• [Stored records]:
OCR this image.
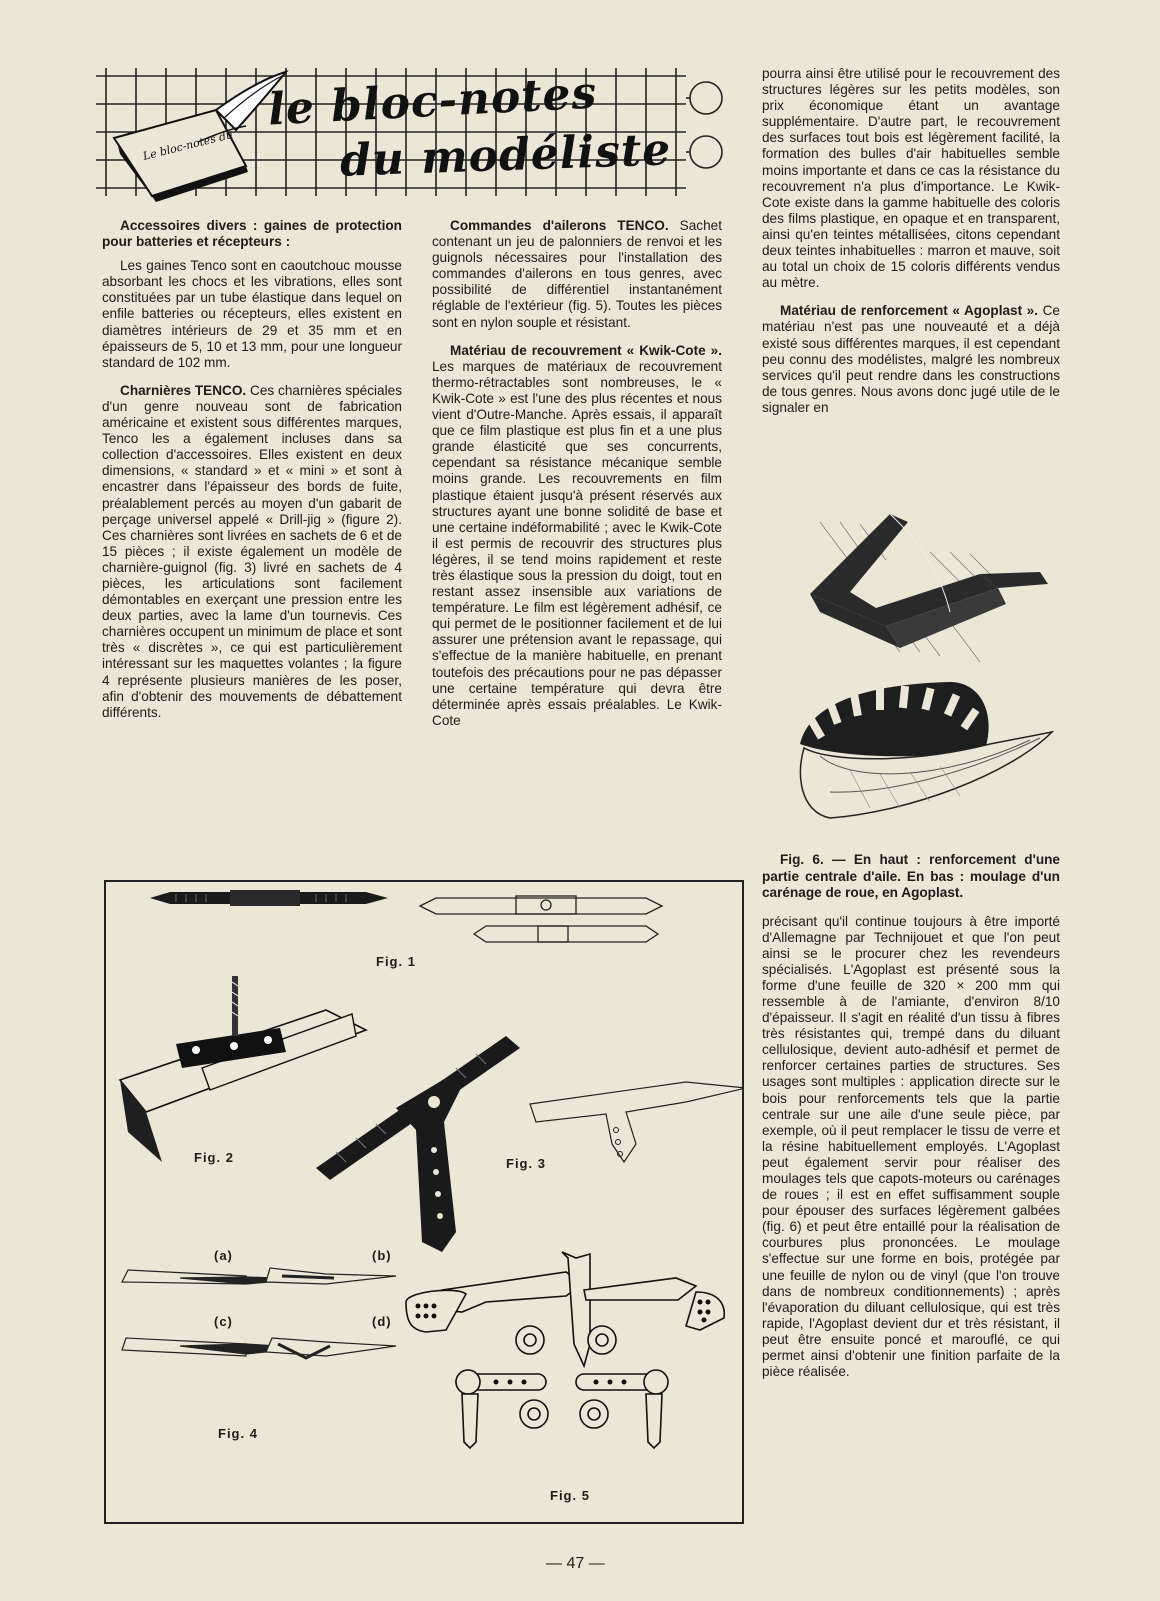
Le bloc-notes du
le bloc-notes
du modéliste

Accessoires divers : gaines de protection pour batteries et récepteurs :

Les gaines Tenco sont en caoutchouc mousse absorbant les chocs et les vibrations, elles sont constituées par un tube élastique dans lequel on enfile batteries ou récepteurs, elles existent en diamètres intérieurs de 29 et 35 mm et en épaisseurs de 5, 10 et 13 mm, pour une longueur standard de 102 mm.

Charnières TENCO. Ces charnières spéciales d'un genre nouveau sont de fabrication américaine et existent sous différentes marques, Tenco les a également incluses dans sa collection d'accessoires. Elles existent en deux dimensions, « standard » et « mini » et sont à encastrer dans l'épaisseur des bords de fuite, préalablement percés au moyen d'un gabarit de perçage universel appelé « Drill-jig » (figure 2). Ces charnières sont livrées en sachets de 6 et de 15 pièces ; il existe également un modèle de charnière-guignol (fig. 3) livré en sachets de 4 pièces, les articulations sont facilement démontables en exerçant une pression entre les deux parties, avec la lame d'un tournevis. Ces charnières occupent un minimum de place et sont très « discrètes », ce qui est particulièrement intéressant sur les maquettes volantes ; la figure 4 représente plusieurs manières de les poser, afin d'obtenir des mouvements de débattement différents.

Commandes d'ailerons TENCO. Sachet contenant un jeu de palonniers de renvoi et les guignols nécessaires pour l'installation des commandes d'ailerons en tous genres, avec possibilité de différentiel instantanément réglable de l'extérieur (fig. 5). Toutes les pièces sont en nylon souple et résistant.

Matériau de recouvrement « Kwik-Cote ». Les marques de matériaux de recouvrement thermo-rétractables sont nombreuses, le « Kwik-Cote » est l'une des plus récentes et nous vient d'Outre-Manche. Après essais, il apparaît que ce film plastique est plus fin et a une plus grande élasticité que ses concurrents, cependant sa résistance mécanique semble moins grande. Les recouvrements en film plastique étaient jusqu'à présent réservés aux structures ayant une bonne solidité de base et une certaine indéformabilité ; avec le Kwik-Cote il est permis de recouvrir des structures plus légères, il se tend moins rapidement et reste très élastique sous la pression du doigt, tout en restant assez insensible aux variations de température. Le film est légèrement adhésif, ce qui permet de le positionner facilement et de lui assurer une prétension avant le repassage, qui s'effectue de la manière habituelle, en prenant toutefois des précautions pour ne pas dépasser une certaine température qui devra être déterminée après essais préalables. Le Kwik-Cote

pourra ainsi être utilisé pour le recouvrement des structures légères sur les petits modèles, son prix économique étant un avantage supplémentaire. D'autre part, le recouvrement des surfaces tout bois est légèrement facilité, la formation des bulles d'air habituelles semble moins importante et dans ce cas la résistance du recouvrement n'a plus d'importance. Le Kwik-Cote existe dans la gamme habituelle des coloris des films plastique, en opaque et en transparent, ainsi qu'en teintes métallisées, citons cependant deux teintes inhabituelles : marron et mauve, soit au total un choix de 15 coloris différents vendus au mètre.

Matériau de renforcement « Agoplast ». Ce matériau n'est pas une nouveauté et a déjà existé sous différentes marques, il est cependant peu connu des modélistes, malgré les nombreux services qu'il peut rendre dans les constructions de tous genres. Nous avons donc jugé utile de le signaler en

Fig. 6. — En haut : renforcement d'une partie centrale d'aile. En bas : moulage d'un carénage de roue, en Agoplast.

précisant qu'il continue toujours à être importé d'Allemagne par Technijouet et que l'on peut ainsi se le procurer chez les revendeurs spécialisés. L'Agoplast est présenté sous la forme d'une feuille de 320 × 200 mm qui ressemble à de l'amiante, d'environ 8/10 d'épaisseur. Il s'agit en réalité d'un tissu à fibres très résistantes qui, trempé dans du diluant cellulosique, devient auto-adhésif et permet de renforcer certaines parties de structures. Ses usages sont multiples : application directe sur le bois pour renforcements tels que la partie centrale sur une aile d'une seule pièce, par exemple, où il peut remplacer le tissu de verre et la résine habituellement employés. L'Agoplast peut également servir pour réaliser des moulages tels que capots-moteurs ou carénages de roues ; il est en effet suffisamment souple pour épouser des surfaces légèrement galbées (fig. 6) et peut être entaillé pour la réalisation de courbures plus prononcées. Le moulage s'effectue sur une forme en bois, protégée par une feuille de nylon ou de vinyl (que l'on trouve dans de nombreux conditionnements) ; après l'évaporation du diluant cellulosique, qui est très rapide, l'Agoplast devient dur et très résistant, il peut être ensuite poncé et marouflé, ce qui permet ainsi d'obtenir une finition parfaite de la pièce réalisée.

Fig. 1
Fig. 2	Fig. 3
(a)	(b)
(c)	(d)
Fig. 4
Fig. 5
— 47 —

• [What the exercise asks]:
In the entries above, identify every line with the string "Agoplast".

• [Exercise result]:
Matériau de renforcement « Agoplast ». Ce matériau n'est pas une nouveauté et a déjà existé sous différentes marques, il est cependant peu connu des modélistes, malgré les nombreux services qu'il peut rendre dans les constructions de tous genres. Nous avons donc jugé utile de le signaler en
Fig. 6. — En haut : renforcement d'une partie centrale d'aile. En bas : moulage d'un carénage de roue, en Agoplast.
précisant qu'il continue toujours à être importé d'Allemagne par Technijouet et que l'on peut ainsi se le procurer chez les revendeurs spécialisés. L'Agoplast est présenté sous la forme d'une feuille de 320 × 200 mm qui ressemble à de l'amiante, d'environ 8/10 d'épaisseur. Il s'agit en réalité d'un tissu à fibres très résistantes qui, trempé dans du diluant cellulosique, devient auto-adhésif et permet de renforcer certaines parties de structures. Ses usages sont multiples : application directe sur le bois pour renforcements tels que la partie centrale sur une aile d'une seule pièce, par exemple, où il peut remplacer le tissu de verre et la résine habituellement employés. L'Agoplast peut également servir pour réaliser des moulages tels que capots-moteurs ou carénages de roues ; il est en effet suffisamment souple pour épouser des surfaces légèrement galbées (fig. 6) et peut être entaillé pour la réalisation de courbures plus prononcées. Le moulage s'effectue sur une forme en bois, protégée par une feuille de nylon ou de vinyl (que l'on trouve dans de nombreux conditionnements) ; après l'évaporation du diluant cellulosique, qui est très rapide, l'Agoplast devient dur et très résistant, il peut être ensuite poncé et marouflé, ce qui permet ainsi d'obtenir une finition parfaite de la pièce réalisée.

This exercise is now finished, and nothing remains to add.